What is required:
Gather every line in the records below that contains the word "this".

Items from a data source:
--------
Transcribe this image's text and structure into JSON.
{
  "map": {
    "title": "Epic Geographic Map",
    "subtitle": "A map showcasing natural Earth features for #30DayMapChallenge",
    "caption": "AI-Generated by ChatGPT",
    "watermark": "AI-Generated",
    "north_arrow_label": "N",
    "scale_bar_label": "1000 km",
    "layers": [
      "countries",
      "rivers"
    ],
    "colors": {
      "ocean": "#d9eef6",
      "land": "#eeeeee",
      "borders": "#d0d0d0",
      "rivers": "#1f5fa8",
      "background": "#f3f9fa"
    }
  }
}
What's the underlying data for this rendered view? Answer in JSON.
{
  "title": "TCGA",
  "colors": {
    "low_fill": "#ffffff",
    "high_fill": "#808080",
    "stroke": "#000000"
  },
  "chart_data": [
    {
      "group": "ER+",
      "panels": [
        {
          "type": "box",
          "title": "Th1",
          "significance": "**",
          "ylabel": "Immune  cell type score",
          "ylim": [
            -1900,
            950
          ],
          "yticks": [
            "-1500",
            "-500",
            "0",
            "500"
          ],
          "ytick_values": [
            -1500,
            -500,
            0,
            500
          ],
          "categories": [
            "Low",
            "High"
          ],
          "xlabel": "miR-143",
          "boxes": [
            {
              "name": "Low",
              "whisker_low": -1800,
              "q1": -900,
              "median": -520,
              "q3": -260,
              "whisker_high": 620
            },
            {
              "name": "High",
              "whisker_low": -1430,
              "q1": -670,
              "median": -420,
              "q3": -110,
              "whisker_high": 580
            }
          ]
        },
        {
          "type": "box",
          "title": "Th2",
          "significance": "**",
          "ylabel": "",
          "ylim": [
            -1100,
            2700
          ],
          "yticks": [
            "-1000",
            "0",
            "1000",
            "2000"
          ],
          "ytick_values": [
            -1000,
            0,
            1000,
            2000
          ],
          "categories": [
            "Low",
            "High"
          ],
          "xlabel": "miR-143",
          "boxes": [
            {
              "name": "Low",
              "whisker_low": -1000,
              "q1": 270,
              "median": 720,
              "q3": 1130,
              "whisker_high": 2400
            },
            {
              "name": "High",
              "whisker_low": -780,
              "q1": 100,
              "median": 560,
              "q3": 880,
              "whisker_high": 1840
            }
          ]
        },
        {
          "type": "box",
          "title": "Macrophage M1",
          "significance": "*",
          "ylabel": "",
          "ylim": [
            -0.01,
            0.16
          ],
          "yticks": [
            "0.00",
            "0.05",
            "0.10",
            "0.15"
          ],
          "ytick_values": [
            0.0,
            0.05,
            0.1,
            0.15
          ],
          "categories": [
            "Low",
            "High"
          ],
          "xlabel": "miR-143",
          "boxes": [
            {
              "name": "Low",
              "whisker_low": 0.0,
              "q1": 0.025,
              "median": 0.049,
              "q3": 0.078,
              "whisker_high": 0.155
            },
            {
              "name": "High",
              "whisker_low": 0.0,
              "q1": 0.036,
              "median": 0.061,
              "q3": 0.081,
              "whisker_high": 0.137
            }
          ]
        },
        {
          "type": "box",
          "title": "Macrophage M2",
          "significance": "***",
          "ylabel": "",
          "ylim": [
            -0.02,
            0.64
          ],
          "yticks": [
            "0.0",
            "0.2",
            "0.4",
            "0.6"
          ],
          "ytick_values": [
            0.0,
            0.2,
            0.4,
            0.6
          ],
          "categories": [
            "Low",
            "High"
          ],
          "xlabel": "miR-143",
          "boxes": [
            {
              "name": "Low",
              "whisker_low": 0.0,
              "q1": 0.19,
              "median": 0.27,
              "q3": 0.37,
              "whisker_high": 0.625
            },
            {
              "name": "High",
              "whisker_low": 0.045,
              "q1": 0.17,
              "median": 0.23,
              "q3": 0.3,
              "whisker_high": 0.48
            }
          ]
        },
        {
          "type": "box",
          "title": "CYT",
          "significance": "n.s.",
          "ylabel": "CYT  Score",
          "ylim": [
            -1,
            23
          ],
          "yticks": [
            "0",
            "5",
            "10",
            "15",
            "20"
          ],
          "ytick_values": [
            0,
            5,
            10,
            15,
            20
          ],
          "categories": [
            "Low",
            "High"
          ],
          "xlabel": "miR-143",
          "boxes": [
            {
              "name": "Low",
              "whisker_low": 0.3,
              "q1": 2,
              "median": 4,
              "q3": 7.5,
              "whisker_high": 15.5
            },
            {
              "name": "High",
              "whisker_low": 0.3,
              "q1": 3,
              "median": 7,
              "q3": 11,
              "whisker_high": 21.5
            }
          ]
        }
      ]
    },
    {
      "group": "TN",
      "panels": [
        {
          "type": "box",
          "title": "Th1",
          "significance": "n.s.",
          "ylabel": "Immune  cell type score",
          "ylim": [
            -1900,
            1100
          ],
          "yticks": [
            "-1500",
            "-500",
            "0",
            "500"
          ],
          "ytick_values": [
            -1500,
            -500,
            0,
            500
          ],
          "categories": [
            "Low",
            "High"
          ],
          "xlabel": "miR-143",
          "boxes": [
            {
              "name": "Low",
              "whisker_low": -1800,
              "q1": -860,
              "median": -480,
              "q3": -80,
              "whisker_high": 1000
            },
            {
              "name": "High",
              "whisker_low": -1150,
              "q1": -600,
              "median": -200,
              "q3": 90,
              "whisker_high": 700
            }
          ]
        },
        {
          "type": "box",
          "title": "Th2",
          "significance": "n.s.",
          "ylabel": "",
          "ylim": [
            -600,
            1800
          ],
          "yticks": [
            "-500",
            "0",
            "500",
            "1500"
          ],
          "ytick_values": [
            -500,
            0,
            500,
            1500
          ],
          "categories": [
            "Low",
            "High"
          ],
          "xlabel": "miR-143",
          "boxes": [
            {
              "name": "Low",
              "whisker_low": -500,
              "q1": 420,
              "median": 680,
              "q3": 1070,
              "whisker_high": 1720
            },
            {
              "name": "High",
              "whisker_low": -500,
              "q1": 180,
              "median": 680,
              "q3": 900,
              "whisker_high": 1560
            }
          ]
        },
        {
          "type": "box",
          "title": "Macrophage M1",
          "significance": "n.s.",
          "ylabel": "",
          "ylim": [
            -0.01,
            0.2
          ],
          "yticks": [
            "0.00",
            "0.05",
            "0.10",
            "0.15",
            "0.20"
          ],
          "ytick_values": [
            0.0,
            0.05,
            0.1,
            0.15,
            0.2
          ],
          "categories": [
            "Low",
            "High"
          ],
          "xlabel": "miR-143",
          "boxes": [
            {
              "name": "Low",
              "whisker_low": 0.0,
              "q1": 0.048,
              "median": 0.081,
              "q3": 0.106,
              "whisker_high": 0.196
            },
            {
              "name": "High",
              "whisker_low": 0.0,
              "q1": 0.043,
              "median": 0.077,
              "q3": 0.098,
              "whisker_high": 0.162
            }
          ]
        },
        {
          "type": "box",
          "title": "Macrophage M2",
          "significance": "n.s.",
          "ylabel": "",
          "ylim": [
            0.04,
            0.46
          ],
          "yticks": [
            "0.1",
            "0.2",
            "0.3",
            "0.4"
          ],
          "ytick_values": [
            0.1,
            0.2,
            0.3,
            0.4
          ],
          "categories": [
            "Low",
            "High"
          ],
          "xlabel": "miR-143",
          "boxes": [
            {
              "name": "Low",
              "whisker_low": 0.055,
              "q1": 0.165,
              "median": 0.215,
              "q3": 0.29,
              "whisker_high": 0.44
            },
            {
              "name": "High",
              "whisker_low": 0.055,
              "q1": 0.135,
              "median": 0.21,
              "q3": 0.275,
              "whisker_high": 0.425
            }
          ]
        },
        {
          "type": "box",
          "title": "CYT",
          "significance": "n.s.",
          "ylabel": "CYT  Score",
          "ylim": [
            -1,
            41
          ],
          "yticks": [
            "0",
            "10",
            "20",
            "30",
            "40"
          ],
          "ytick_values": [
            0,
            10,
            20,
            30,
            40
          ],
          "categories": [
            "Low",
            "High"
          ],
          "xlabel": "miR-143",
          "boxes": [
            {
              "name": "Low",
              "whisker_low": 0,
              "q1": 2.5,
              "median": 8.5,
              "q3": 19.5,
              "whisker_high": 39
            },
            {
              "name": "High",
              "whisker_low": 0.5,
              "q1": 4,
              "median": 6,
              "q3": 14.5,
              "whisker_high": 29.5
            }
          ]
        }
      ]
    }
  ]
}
--------
Result of the task:
Transcribe this image's text and structure into JSON.
What's the underlying data for this rendered view? Answer in JSON.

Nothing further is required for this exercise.